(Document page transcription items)
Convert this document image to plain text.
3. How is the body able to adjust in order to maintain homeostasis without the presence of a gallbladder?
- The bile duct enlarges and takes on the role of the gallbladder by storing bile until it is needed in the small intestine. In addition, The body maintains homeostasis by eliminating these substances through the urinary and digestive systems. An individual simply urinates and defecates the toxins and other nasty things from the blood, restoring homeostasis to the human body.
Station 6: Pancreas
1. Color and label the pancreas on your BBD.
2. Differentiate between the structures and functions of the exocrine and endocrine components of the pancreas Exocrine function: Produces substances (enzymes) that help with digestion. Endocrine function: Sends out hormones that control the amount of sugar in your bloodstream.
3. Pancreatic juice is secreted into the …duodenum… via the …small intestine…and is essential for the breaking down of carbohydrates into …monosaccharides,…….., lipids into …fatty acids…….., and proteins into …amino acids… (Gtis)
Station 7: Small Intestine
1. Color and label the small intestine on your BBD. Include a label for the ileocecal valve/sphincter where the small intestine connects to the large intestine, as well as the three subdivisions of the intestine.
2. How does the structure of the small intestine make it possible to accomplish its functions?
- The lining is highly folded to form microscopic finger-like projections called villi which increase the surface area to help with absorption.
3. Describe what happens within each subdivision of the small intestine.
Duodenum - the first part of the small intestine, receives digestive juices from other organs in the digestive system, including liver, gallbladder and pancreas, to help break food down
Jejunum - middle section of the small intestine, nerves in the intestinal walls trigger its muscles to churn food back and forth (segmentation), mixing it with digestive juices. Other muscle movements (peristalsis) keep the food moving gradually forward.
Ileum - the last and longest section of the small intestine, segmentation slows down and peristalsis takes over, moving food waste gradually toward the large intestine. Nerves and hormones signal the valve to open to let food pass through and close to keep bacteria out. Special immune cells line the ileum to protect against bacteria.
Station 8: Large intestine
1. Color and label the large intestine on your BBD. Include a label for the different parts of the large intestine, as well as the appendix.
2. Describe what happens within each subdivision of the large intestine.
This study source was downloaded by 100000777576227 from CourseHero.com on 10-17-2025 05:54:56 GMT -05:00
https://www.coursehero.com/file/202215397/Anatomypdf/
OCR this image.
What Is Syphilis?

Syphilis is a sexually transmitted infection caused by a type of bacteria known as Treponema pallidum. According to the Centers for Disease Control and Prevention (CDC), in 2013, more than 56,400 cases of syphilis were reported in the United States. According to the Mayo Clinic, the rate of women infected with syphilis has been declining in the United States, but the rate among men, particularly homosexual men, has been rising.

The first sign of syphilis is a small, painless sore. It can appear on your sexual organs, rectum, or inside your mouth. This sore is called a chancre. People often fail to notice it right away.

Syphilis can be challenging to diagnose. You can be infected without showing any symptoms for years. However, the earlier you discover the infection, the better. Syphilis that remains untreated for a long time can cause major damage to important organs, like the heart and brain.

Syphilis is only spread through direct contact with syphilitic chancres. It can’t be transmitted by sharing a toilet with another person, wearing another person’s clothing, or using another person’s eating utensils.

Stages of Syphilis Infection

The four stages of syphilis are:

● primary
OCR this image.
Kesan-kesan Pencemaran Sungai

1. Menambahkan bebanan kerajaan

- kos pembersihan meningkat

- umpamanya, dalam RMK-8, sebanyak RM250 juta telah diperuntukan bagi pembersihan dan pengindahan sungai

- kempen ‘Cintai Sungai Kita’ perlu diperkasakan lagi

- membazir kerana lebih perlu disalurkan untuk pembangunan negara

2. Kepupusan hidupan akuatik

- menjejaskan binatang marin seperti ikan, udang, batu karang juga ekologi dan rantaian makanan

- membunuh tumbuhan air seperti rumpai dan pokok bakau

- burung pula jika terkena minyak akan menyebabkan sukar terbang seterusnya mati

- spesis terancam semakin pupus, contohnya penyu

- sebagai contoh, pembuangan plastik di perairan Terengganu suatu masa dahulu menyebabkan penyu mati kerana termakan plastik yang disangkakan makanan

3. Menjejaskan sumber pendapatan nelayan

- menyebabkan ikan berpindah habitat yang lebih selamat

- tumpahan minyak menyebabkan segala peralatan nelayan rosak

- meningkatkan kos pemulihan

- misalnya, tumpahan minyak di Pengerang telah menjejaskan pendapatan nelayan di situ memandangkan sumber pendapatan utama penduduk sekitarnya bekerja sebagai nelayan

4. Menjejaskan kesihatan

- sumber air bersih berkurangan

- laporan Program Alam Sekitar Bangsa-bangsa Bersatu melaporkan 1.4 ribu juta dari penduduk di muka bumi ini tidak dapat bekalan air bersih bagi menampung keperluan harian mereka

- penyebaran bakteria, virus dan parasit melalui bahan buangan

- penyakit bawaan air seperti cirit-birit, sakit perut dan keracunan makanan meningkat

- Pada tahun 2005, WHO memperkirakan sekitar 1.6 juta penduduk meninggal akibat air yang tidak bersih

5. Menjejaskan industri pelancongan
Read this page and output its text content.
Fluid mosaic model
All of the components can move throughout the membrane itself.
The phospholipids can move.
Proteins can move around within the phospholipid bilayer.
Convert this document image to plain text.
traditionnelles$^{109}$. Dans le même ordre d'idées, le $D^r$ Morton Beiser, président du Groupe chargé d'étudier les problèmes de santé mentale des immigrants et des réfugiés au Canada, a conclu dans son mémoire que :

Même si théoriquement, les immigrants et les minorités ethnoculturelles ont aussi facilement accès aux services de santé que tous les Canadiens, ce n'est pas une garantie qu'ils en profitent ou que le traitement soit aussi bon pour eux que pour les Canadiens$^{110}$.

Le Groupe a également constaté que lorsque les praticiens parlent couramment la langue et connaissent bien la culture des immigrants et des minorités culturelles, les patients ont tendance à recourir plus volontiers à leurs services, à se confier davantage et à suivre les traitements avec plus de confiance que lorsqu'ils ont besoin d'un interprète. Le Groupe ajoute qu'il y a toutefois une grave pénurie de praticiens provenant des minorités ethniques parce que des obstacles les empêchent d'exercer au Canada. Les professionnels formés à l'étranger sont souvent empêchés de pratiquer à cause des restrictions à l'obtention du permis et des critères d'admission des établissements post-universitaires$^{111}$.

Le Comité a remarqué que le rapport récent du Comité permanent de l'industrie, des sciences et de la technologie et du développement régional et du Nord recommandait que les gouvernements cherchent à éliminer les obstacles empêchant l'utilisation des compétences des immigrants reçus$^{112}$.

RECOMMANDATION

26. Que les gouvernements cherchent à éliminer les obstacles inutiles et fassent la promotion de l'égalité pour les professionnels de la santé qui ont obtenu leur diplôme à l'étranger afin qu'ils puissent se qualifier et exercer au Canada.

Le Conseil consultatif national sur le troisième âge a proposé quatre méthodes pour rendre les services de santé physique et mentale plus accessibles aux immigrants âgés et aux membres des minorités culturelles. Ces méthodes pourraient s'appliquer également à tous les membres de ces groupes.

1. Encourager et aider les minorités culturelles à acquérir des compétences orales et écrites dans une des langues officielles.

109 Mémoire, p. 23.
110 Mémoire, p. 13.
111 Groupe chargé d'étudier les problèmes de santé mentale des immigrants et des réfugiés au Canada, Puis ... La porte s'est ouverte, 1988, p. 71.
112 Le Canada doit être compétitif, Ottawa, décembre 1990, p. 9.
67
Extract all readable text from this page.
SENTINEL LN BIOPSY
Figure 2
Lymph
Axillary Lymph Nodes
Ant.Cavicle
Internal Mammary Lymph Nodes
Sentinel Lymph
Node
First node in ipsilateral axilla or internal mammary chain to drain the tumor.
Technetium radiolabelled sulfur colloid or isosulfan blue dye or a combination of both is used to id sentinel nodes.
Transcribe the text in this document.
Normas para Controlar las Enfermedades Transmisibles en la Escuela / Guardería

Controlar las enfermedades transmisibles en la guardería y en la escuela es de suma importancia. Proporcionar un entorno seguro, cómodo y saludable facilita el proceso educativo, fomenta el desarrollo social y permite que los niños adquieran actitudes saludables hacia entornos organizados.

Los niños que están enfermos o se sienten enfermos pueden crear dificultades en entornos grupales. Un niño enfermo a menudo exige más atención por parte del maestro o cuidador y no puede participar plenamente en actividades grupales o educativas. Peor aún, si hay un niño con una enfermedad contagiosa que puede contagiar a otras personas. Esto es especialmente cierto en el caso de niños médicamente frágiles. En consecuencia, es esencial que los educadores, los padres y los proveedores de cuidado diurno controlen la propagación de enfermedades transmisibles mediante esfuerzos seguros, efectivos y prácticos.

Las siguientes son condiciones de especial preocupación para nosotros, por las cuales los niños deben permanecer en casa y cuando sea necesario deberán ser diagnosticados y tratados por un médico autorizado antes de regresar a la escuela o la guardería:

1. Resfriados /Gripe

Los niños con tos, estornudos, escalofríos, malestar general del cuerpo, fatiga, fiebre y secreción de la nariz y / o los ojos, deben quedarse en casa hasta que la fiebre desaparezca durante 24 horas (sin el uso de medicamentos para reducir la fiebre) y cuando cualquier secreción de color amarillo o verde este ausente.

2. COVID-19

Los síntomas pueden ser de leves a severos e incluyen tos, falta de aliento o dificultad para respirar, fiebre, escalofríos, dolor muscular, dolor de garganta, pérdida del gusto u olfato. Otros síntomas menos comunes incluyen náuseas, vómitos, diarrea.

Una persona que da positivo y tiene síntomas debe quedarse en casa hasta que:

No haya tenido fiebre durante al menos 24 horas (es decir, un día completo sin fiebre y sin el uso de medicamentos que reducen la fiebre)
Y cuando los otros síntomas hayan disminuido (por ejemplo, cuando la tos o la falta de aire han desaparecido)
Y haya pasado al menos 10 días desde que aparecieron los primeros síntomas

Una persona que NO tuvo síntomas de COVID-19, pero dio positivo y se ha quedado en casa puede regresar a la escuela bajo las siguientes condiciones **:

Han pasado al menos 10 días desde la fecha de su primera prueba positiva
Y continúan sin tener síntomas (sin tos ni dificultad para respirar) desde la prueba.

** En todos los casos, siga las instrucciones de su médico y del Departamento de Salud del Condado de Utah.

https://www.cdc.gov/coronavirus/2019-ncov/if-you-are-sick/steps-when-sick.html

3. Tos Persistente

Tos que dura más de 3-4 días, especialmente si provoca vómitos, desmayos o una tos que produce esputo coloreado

What to do: Please show the lines in the entries above that hold the string "like".

Solution:
- The lining is highly folded to form microscopic finger-like projections called villi which increase the surface area to help with absorption.
Syphilis can be challenging to diagnose. You can be infected without showing any symptoms for years. However, the earlier you discover the infection, the better. Syphilis that remains untreated for a long time can cause major damage to important organs, like the heart and brain.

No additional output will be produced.